■ **To be done**: Take the listing and print it in full, exactly as given.

══ Extracted records ══

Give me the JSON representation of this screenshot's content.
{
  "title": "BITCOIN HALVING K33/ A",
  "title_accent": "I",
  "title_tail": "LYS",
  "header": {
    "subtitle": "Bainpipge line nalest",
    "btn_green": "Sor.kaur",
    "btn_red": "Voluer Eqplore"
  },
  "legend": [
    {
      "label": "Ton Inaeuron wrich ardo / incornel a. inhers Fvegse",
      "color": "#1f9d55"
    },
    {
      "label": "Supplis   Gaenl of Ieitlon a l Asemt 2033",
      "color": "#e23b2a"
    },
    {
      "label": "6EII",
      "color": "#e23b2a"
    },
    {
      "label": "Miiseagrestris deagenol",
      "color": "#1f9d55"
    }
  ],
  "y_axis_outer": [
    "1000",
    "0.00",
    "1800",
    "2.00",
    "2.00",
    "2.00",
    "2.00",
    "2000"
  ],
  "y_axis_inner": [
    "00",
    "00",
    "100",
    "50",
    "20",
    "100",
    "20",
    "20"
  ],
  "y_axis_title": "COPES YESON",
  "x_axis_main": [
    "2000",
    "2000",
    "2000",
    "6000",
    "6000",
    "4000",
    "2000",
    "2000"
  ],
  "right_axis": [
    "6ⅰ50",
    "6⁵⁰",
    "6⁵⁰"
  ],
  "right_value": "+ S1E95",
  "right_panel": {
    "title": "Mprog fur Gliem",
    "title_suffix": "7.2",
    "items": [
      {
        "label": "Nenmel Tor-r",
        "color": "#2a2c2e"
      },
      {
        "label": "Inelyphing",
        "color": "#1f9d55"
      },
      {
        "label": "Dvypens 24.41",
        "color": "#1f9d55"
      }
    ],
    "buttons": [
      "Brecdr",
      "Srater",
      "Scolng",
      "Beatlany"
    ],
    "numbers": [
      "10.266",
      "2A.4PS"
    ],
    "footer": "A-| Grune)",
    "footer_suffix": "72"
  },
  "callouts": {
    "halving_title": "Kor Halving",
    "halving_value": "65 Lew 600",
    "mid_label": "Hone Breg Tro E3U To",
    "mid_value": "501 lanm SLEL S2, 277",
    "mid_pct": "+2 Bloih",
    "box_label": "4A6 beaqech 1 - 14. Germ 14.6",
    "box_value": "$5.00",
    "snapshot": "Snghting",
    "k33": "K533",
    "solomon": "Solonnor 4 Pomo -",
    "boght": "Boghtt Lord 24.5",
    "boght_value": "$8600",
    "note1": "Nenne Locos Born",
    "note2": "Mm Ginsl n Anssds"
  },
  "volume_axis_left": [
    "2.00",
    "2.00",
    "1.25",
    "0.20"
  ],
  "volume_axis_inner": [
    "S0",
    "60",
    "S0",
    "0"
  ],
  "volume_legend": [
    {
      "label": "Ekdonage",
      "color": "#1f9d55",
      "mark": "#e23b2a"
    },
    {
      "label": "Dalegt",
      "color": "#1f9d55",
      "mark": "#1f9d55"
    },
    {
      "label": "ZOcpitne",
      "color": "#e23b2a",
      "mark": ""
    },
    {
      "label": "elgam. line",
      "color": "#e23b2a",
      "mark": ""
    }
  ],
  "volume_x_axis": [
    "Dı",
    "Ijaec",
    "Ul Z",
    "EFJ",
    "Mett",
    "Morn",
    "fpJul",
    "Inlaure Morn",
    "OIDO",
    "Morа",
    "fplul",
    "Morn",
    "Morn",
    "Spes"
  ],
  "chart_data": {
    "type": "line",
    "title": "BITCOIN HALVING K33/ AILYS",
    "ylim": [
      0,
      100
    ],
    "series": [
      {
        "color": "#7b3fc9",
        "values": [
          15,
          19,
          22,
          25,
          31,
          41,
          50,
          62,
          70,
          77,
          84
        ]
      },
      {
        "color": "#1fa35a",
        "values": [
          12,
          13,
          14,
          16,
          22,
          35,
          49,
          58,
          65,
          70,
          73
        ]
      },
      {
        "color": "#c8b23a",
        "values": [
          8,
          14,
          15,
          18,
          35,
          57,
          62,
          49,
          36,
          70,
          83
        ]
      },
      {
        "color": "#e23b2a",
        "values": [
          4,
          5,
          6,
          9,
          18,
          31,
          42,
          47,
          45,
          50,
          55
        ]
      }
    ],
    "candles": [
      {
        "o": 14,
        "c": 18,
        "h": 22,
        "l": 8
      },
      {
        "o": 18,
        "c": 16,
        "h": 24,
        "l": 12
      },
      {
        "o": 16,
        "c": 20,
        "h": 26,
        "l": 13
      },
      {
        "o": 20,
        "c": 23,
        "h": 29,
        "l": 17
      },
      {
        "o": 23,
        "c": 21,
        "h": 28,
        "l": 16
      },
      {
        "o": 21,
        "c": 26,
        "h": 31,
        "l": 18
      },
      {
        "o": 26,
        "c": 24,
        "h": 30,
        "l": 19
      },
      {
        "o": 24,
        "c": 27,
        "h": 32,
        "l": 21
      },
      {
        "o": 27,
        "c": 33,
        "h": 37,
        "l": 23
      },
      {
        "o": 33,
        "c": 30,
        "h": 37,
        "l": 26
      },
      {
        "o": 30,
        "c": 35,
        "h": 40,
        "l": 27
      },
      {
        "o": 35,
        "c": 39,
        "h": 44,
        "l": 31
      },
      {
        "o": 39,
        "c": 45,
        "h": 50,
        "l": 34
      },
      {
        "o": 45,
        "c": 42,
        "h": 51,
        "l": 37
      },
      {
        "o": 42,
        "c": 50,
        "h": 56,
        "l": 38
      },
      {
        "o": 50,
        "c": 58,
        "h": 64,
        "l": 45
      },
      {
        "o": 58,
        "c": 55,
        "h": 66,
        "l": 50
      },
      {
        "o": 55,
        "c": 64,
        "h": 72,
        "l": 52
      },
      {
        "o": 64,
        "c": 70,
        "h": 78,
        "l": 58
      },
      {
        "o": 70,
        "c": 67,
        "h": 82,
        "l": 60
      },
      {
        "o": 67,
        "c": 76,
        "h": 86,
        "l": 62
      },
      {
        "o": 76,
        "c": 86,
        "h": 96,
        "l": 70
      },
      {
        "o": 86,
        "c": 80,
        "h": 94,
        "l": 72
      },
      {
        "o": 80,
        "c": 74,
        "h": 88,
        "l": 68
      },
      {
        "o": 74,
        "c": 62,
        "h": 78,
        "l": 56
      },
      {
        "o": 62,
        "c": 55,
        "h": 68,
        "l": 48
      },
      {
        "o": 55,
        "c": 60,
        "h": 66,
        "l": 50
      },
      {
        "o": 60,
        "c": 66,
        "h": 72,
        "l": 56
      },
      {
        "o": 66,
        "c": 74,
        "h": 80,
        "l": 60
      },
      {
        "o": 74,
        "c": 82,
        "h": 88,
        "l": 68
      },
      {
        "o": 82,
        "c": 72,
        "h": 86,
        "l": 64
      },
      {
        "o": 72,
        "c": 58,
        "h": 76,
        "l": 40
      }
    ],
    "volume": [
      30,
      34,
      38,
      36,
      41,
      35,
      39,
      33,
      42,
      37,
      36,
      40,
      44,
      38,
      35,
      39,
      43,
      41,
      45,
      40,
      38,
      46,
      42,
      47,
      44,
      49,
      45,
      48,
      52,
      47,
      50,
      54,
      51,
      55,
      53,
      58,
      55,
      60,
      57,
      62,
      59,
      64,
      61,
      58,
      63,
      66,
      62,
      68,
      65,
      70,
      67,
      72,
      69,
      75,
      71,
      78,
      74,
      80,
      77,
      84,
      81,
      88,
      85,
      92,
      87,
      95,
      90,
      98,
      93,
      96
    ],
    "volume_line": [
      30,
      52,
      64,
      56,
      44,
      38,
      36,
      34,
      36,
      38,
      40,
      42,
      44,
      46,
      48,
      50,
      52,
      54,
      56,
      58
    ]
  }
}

═══

■ **Task output**:
Give me the JSON representation of this screenshot's content.
{
  "title": "BITCOIN HALVING K33/ A",
  "title_accent": "I",
  "title_tail": "LYS",
  "header": {
    "subtitle": "Bainpipge line nalest",
    "btn_green": "Sor.kaur",
    "btn_red": "Voluer Eqplore"
  },
  "legend": [
    {
      "label": "Ton Inaeuron wrich ardo / incornel a. inhers Fvegse",
      "color": "#1f9d55"
    },
    {
      "label": "Supplis   Gaenl of Ieitlon a l Asemt 2033",
      "color": "#e23b2a"
    },
    {
      "label": "6EII",
      "color": "#e23b2a"
    },
    {
      "label": "Miiseagrestris deagenol",
      "color": "#1f9d55"
    }
  ],
  "y_axis_outer": [
    "1000",
    "0.00",
    "1800",
    "2.00",
    "2.00",
    "2.00",
    "2.00",
    "2000"
  ],
  "y_axis_inner": [
    "00",
    "00",
    "100",
    "50",
    "20",
    "100",
    "20",
    "20"
  ],
  "y_axis_title": "COPES YESON",
  "x_axis_main": [
    "2000",
    "2000",
    "2000",
    "6000",
    "6000",
    "4000",
    "2000",
    "2000"
  ],
  "right_axis": [
    "6ⅰ50",
    "6⁵⁰",
    "6⁵⁰"
  ],
  "right_value": "+ S1E95",
  "right_panel": {
    "title": "Mprog fur Gliem",
    "title_suffix": "7.2",
    "items": [
      {
        "label": "Nenmel Tor-r",
        "color": "#2a2c2e"
      },
      {
        "label": "Inelyphing",
        "color": "#1f9d55"
      },
      {
        "label": "Dvypens 24.41",
        "color": "#1f9d55"
      }
    ],
    "buttons": [
      "Brecdr",
      "Srater",
      "Scolng",
      "Beatlany"
    ],
    "numbers": [
      "10.266",
      "2A.4PS"
    ],
    "footer": "A-| Grune)",
    "footer_suffix": "72"
  },
  "callouts": {
    "halving_title": "Kor Halving",
    "halving_value": "65 Lew 600",
    "mid_label": "Hone Breg Tro E3U To",
    "mid_value": "501 lanm SLEL S2, 277",
    "mid_pct": "+2 Bloih",
    "box_label": "4A6 beaqech 1 - 14. Germ 14.6",
    "box_value": "$5.00",
    "snapshot": "Snghting",
    "k33": "K533",
    "solomon": "Solonnor 4 Pomo -",
    "boght": "Boghtt Lord 24.5",
    "boght_value": "$8600",
    "note1": "Nenne Locos Born",
    "note2": "Mm Ginsl n Anssds"
  },
  "volume_axis_left": [
    "2.00",
    "2.00",
    "1.25",
    "0.20"
  ],
  "volume_axis_inner": [
    "S0",
    "60",
    "S0",
    "0"
  ],
  "volume_legend": [
    {
      "label": "Ekdonage",
      "color": "#1f9d55",
      "mark": "#e23b2a"
    },
    {
      "label": "Dalegt",
      "color": "#1f9d55",
      "mark": "#1f9d55"
    },
    {
      "label": "ZOcpitne",
      "color": "#e23b2a",
      "mark": ""
    },
    {
      "label": "elgam. line",
      "color": "#e23b2a",
      "mark": ""
    }
  ],
  "volume_x_axis": [
    "Dı",
    "Ijaec",
    "Ul Z",
    "EFJ",
    "Mett",
    "Morn",
    "fpJul",
    "Inlaure Morn",
    "OIDO",
    "Morа",
    "fplul",
    "Morn",
    "Morn",
    "Spes"
  ],
  "chart_data": {
    "type": "line",
    "title": "BITCOIN HALVING K33/ AILYS",
    "ylim": [
      0,
      100
    ],
    "series": [
      {
        "color": "#7b3fc9",
        "values": [
          15,
          19,
          22,
          25,
          31,
          41,
          50,
          62,
          70,
          77,
          84
        ]
      },
      {
        "color": "#1fa35a",
        "values": [
          12,
          13,
          14,
          16,
          22,
          35,
          49,
          58,
          65,
          70,
          73
        ]
      },
      {
        "color": "#c8b23a",
        "values": [
          8,
          14,
          15,
          18,
          35,
          57,
          62,
          49,
          36,
          70,
          83
        ]
      },
      {
        "color": "#e23b2a",
        "values": [
          4,
          5,
          6,
          9,
          18,
          31,
          42,
          47,
          45,
          50,
          55
        ]
      }
    ],
    "candles": [
      {
        "o": 14,
        "c": 18,
        "h": 22,
        "l": 8
      },
      {
        "o": 18,
        "c": 16,
        "h": 24,
        "l": 12
      },
      {
        "o": 16,
        "c": 20,
        "h": 26,
        "l": 13
      },
      {
        "o": 20,
        "c": 23,
        "h": 29,
        "l": 17
      },
      {
        "o": 23,
        "c": 21,
        "h": 28,
        "l": 16
      },
      {
        "o": 21,
        "c": 26,
        "h": 31,
        "l": 18
      },
      {
        "o": 26,
        "c": 24,
        "h": 30,
        "l": 19
      },
      {
        "o": 24,
        "c": 27,
        "h": 32,
        "l": 21
      },
      {
        "o": 27,
        "c": 33,
        "h": 37,
        "l": 23
      },
      {
        "o": 33,
        "c": 30,
        "h": 37,
        "l": 26
      },
      {
        "o": 30,
        "c": 35,
        "h": 40,
        "l": 27
      },
      {
        "o": 35,
        "c": 39,
        "h": 44,
        "l": 31
      },
      {
        "o": 39,
        "c": 45,
        "h": 50,
        "l": 34
      },
      {
        "o": 45,
        "c": 42,
        "h": 51,
        "l": 37
      },
      {
        "o": 42,
        "c": 50,
        "h": 56,
        "l": 38
      },
      {
        "o": 50,
        "c": 58,
        "h": 64,
        "l": 45
      },
      {
        "o": 58,
        "c": 55,
        "h": 66,
        "l": 50
      },
      {
        "o": 55,
        "c": 64,
        "h": 72,
        "l": 52
      },
      {
        "o": 64,
        "c": 70,
        "h": 78,
        "l": 58
      },
      {
        "o": 70,
        "c": 67,
        "h": 82,
        "l": 60
      },
      {
        "o": 67,
        "c": 76,
        "h": 86,
        "l": 62
      },
      {
        "o": 76,
        "c": 86,
        "h": 96,
        "l": 70
      },
      {
        "o": 86,
        "c": 80,
        "h": 94,
        "l": 72
      },
      {
        "o": 80,
        "c": 74,
        "h": 88,
        "l": 68
      },
      {
        "o": 74,
        "c": 62,
        "h": 78,
        "l": 56
      },
      {
        "o": 62,
        "c": 55,
        "h": 68,
        "l": 48
      },
      {
        "o": 55,
        "c": 60,
        "h": 66,
        "l": 50
      },
      {
        "o": 60,
        "c": 66,
        "h": 72,
        "l": 56
      },
      {
        "o": 66,
        "c": 74,
        "h": 80,
        "l": 60
      },
      {
        "o": 74,
        "c": 82,
        "h": 88,
        "l": 68
      },
      {
        "o": 82,
        "c": 72,
        "h": 86,
        "l": 64
      },
      {
        "o": 72,
        "c": 58,
        "h": 76,
        "l": 40
      }
    ],
    "volume": [
      30,
      34,
      38,
      36,
      41,
      35,
      39,
      33,
      42,
      37,
      36,
      40,
      44,
      38,
      35,
      39,
      43,
      41,
      45,
      40,
      38,
      46,
      42,
      47,
      44,
      49,
      45,
      48,
      52,
      47,
      50,
      54,
      51,
      55,
      53,
      58,
      55,
      60,
      57,
      62,
      59,
      64,
      61,
      58,
      63,
      66,
      62,
      68,
      65,
      70,
      67,
      72,
      69,
      75,
      71,
      78,
      74,
      80,
      77,
      84,
      81,
      88,
      85,
      92,
      87,
      95,
      90,
      98,
      93,
      96
    ],
    "volume_line": [
      30,
      52,
      64,
      56,
      44,
      38,
      36,
      34,
      36,
      38,
      40,
      42,
      44,
      46,
      48,
      50,
      52,
      54,
      56,
      58
    ]
  }
}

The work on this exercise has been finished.